— start —
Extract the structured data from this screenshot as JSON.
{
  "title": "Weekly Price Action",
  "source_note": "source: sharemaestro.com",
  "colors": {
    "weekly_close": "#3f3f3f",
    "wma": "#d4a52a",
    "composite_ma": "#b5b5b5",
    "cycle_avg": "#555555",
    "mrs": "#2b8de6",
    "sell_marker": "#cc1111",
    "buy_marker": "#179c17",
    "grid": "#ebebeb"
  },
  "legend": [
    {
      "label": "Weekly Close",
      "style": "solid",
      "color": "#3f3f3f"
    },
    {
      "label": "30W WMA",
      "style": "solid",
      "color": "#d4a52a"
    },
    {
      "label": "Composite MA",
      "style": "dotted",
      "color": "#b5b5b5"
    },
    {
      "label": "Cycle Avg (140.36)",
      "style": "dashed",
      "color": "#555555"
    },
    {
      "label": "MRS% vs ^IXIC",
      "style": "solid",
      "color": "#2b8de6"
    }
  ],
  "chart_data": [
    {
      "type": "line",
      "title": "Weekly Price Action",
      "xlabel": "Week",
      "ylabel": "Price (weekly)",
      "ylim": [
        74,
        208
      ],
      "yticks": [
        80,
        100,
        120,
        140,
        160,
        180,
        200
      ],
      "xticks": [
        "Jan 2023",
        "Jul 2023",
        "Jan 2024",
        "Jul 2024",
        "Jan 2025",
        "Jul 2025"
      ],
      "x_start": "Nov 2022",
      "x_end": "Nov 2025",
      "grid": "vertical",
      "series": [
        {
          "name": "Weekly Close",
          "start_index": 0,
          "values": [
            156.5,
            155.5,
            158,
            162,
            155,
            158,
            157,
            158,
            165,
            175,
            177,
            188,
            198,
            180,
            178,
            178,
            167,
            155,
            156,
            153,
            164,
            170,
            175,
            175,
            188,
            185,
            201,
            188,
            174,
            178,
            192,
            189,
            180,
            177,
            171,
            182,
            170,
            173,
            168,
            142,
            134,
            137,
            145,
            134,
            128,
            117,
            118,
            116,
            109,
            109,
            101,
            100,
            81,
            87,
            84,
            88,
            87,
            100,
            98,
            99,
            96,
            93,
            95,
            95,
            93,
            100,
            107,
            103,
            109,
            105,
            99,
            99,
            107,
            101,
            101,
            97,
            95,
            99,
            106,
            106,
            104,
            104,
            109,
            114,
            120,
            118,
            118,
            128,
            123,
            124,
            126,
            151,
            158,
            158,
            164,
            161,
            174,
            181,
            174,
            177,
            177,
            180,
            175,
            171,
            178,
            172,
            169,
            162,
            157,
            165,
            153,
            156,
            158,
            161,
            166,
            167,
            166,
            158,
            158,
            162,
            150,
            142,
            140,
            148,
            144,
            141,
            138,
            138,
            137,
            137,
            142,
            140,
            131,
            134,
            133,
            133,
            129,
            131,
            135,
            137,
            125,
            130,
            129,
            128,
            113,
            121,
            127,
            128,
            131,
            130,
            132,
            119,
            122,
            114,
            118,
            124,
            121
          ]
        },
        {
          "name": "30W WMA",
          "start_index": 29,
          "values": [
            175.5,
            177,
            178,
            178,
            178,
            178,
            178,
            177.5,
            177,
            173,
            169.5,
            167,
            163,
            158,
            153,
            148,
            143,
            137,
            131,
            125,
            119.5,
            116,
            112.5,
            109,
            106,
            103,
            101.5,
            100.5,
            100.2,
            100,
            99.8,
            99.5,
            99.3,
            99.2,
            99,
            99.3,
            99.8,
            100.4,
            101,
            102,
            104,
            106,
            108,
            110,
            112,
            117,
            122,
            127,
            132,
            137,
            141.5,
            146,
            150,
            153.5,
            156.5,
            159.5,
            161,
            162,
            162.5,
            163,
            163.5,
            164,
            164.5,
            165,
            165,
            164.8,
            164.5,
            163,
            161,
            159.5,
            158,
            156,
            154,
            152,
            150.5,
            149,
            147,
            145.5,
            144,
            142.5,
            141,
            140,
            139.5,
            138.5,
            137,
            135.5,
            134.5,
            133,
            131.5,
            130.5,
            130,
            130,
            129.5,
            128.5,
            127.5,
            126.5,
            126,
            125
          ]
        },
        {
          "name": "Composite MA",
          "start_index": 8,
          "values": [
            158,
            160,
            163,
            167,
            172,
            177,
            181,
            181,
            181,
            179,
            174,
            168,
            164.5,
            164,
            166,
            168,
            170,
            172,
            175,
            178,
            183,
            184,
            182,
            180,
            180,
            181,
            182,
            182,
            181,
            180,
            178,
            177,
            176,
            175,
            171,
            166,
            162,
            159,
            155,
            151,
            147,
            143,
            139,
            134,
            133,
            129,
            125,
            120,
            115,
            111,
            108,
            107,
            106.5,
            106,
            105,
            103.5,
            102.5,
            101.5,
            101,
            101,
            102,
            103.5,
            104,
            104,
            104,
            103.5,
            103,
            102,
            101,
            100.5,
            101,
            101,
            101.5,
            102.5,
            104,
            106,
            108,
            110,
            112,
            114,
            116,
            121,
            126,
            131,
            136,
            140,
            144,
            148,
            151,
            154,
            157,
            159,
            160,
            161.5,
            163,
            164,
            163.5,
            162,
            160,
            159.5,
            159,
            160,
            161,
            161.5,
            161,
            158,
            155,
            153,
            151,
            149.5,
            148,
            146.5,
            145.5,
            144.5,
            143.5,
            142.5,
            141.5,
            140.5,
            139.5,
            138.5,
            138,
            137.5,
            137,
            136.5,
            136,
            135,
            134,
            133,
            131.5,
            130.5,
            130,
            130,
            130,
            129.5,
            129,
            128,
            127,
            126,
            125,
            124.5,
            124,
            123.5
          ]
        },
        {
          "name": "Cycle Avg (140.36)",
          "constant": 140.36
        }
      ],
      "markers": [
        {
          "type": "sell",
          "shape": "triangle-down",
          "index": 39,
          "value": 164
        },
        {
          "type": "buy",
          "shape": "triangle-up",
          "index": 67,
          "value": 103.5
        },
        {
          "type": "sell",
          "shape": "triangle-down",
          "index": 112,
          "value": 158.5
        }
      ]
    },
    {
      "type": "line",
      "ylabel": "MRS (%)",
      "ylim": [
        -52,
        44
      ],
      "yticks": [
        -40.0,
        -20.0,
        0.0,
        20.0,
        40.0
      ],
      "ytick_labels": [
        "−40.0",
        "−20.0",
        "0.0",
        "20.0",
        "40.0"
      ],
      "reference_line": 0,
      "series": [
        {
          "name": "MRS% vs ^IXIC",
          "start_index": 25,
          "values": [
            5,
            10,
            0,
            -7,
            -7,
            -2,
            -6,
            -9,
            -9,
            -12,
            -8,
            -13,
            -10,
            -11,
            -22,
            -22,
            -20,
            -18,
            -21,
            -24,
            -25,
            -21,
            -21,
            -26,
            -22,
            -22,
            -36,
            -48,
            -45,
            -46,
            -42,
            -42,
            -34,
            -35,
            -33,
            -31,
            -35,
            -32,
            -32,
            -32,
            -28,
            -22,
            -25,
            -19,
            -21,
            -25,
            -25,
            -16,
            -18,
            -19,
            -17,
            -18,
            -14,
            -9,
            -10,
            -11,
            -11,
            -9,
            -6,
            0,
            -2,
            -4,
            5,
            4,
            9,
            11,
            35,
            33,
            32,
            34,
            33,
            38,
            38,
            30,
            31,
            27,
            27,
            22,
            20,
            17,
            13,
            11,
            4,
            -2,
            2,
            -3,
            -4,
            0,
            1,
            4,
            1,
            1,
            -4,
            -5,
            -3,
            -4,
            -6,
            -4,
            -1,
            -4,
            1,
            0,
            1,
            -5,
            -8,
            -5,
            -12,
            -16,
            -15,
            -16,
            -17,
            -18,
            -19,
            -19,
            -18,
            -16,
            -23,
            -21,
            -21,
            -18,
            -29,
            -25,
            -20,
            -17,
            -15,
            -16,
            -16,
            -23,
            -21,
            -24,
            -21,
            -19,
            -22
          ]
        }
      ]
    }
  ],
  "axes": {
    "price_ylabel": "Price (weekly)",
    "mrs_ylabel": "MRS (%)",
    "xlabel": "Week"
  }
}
— end —
_STATED GOAL_
A number is the only answer here: how many lines of the material above contain "Action"?

_OUTPUT FOR THIS TASK_
2